Aim of the task =>
Lines that include the word "TEST" are the ones to copy.

Excerpt from a dataset =>
— begin —
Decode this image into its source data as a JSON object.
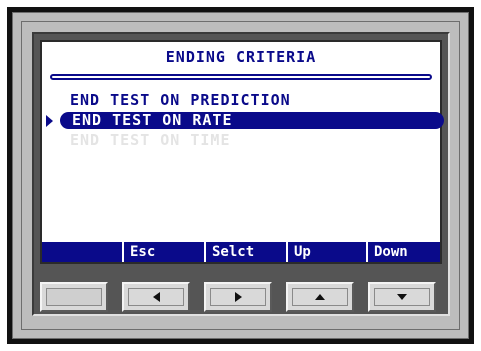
{
  "screen": {
    "title": "ENDING CRITERIA",
    "menu": [
      {
        "label": "END TEST ON PREDICTION",
        "state": "normal"
      },
      {
        "label": "END TEST ON RATE",
        "state": "selected"
      },
      {
        "label": "END TEST ON TIME",
        "state": "disabled"
      }
    ],
    "softkeys": [
      "",
      "Esc",
      "Selct",
      "Up",
      "Down"
    ]
  },
  "buttons": [
    {
      "icon": "blank-icon"
    },
    {
      "icon": "left-arrow-icon"
    },
    {
      "icon": "right-arrow-icon"
    },
    {
      "icon": "up-arrow-icon"
    },
    {
      "icon": "down-arrow-icon"
    }
  ],
  "colors": {
    "lcd_text": "#0a0a8a",
    "lcd_background": "#ffffff",
    "bezel": "#bdbdbd",
    "frame": "#111111"
  }
}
— end —
Exercise solution =>
        "label": "END TEST ON PREDICTION",
        "label": "END TEST ON RATE",
        "label": "END TEST ON TIME",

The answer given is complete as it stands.